### Article

CPU times: user 1.95 s, sys: 56 ms, total: 2.01 s
Wall time: 2.07 s
(4058, 23790)


In [4]:
from sklearn.cluster import KMeans, DBSCAN, AgglomerativeClustering
from sklearn.mixture import GaussianMixture

K = 5
jobs = -1

KMtitle = "K-means"
KMmodel = KMeans(n_clusters=K,
#                  max_iter=1,
#                  n_init=1,
                 n_jobs=jobs,
                 random_state=42,)

EMtitle = "Expectation–maximization"
EMmodel = GaussianMixture(n_components=K,
                        covariance_type='diag',
#                         n_init=10,
                        random_state=42,)

ACtitle = "Complete-linkage clustering"
ACmodel = AgglomerativeClustering(n_clusters=K,
                                  linkage='complete',)
AAtitle = "Average-linkage clustering"
AAmodel = AgglomerativeClustering(n_clusters=K,
                                  linkage='average',)
AWtitle = "Ward-linkage clustering"
AWmodel = AgglomerativeClustering(n_clusters=K,
                                  linkage='ward',)
DBSCANtitle = "DBSCAN"
DBSCANmodel = DBSCAN(n_jobs = jobs,)

models = [
          {"model": KMmodel, "title": KMtitle},
          {"model": EMmodel, "title": EMtitle},
          {"model": ACmodel, "title": ACtitle},
          {"model": AAmodel, "title": AAtitle},
          {"model": AWmodel, "title": AWtitle},
          {"model": DBSCANmodel, "title": DBSCANtitle},
         ]

## Set up evaluation functions

In [5]:
import itertools
import matplotlib.pyplot as plt
from sklearn.metrics import *
from scipy.stats import mode

def get_new_labels(clusters):
    new_labels = np.zeros_like(clusters)
    print("New labels:")
    for i in range(K):
        mask = (clusters == i)
        closest_category = mode(categorys[mask])[0][0]
        new_labels[mask] = closest_category
        print("{} -> {}({})".format(i, closest_category, category_names[closest_category]))
    print(np.bincount(new_labels))
    return new_labels

def print_top_terms(model):
    print("Top terms per cluster:")
    centers = model.cluster_centers_ if isinstance(model, KMeans) else model.means_
    order_centroids = centers.argsort()[:, ::-1]
    terms = vectorizer.get_feature_names()
    for i in range(K):
        print("Cluster %d:" % i, end='')

### Task instructions
- 1) List every title string assigned to a model in the clustering code.
- 2) Answer these questions from the clustering code.
(a) What value is assigned to K?
(b) What covariance type is passed to GaussianMixture?
(c) What wall time is reported at the top?
- 3) Reproduce the clustering code from "centers = model.cluster_centers_" up to and including "terms = vectorizer.get_feature_names()".

[Collected data entries]
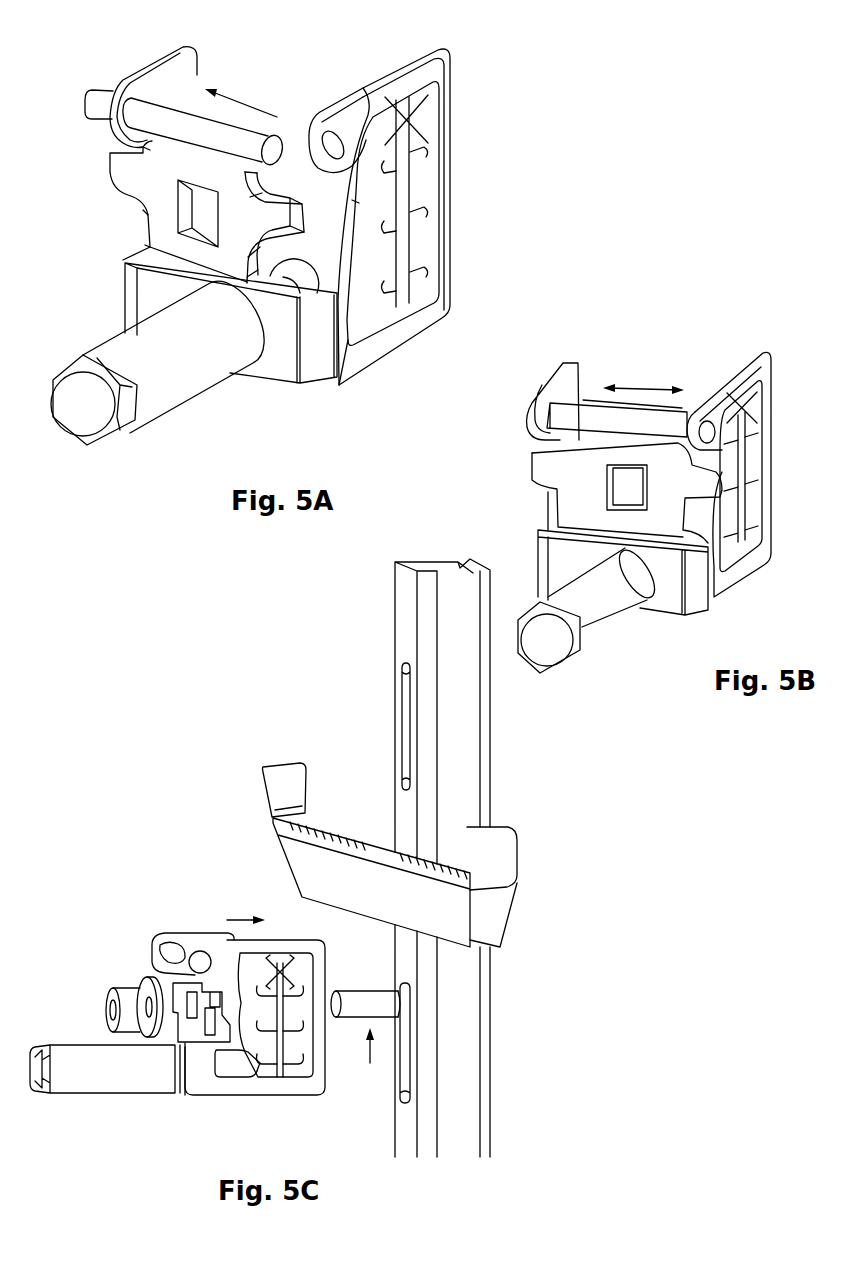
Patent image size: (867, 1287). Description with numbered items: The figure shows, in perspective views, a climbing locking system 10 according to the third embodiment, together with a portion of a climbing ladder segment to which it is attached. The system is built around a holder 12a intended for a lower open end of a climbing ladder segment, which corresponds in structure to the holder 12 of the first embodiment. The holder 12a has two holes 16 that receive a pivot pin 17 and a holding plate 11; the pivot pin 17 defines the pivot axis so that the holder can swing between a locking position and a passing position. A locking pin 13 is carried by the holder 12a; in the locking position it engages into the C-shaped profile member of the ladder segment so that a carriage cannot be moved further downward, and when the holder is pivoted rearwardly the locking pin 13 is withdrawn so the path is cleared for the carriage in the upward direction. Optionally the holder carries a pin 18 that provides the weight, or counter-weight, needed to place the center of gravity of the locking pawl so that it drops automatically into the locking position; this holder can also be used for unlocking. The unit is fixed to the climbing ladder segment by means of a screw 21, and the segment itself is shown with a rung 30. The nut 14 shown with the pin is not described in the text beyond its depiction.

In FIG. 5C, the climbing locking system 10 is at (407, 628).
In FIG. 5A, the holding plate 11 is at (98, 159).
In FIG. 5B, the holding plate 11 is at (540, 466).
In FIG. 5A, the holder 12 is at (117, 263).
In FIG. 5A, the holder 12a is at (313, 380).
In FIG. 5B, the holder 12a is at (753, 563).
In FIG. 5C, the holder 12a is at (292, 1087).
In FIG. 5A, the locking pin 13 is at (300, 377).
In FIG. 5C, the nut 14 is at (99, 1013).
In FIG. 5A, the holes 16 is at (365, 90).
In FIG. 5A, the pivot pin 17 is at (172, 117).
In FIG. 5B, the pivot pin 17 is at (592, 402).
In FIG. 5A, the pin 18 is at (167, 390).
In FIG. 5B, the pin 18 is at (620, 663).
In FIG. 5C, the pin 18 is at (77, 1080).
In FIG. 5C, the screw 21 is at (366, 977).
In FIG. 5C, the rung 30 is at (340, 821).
---
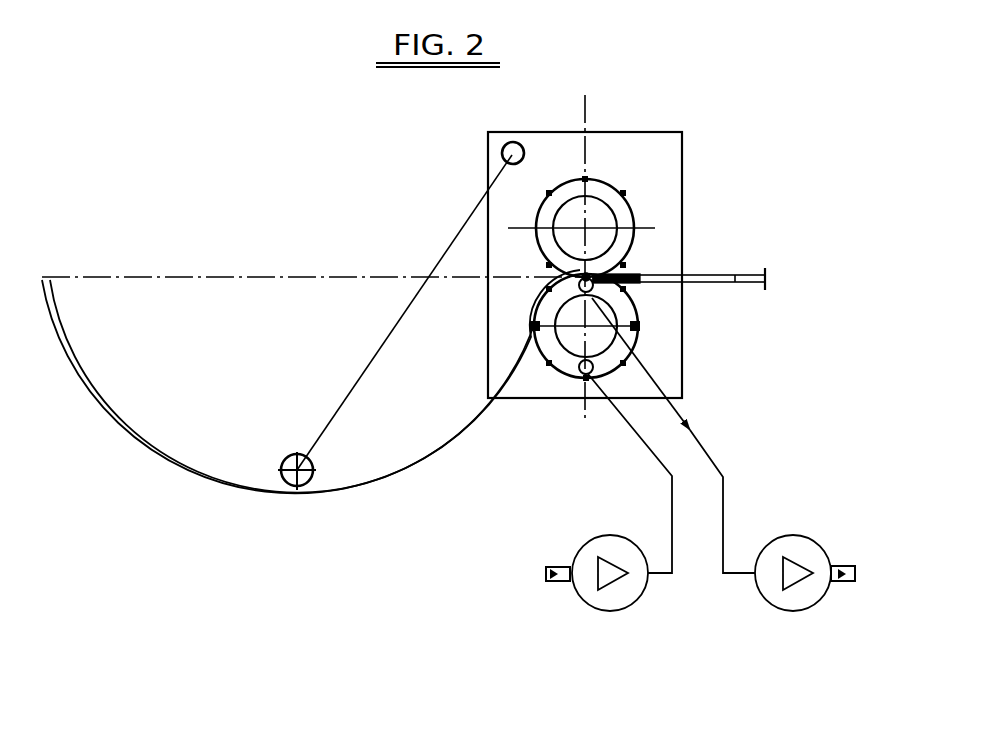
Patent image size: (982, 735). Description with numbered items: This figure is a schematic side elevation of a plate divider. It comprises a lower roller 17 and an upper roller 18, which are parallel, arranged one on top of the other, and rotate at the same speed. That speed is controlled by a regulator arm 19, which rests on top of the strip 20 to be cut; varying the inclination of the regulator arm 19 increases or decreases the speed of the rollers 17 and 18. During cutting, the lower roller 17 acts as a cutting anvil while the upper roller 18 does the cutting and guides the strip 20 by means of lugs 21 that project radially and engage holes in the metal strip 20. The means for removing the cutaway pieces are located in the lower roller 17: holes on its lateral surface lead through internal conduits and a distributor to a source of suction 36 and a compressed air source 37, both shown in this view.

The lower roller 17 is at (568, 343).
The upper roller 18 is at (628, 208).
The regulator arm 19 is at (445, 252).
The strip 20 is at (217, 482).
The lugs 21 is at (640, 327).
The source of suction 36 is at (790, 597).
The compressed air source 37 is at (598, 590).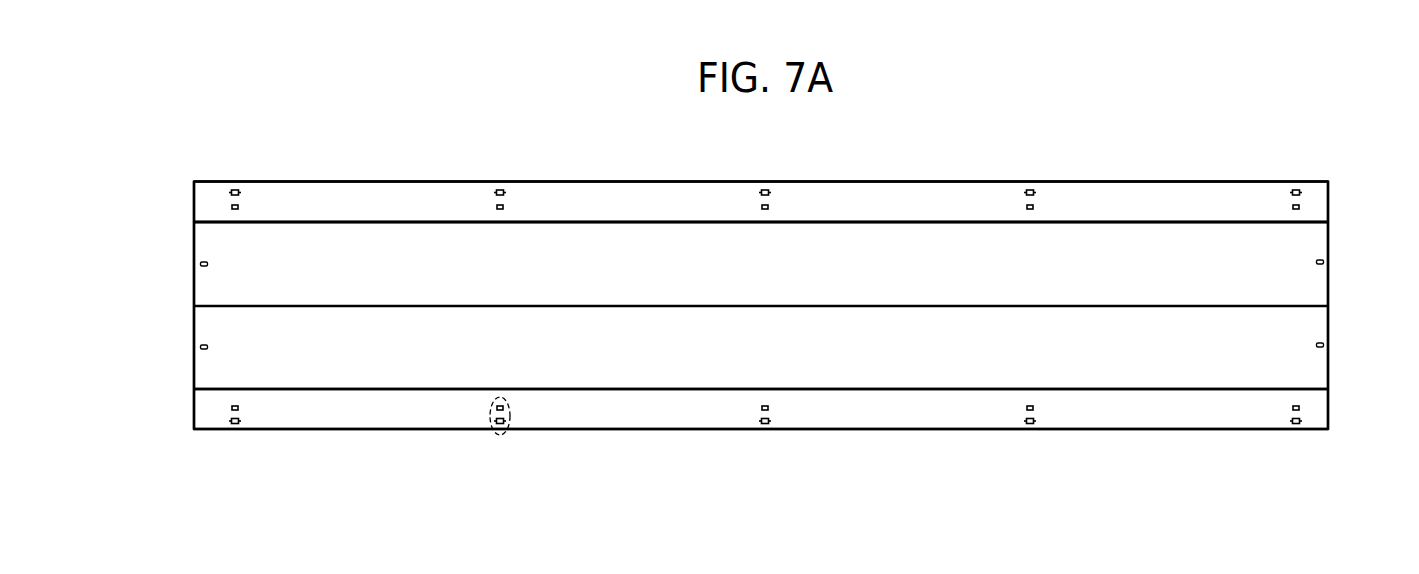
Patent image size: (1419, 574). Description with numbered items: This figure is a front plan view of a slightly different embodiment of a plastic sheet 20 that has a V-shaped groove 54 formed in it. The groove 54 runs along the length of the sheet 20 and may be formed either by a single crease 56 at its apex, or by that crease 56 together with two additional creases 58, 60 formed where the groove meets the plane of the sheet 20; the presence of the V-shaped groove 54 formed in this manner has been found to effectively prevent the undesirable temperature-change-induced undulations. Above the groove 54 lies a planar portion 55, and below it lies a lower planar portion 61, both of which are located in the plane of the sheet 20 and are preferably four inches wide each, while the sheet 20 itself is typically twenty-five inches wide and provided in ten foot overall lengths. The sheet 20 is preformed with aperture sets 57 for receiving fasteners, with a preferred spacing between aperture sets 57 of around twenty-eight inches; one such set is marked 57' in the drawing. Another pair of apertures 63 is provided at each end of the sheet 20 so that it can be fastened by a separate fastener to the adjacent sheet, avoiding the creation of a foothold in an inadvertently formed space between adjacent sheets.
--
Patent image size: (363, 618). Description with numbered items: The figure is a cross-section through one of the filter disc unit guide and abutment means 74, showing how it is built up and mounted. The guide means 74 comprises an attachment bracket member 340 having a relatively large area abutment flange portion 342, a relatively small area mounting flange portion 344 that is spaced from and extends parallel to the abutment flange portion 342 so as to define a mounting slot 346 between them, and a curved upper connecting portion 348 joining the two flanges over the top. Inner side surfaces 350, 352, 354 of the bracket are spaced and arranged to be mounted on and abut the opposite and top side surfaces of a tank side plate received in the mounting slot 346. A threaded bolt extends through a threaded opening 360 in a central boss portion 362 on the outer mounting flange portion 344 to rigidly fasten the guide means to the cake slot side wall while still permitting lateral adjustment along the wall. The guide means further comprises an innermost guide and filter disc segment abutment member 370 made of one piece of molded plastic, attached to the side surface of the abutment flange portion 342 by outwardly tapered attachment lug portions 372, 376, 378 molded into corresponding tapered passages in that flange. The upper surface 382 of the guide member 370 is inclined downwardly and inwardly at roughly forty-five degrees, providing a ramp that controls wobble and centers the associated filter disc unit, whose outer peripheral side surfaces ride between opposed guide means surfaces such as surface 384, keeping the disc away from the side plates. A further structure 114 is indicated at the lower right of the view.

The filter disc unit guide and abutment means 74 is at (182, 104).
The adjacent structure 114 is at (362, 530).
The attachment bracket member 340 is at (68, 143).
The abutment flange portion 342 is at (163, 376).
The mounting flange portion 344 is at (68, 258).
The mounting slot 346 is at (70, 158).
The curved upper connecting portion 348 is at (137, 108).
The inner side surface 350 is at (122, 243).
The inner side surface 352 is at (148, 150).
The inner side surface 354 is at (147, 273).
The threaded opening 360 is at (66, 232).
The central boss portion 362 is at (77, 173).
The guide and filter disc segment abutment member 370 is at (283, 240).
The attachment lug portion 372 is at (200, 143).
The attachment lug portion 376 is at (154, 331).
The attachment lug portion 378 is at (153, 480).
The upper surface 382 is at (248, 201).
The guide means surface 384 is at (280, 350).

### Answers provided
- 1)
K-means
Expectation–maximization
Complete-linkage clustering
Average-linkage clustering
Ward-linkage clustering
DBSCAN

- 2)
(a) 5
(b) 'diag'
(c) 2.07 s

- 3)
centers = model.cluster_centers_ if isinstance(model, KMeans) else model.means_
    order_centroids = centers.argsort()[:, ::-1]
    terms = vectorizer.get_feature_names()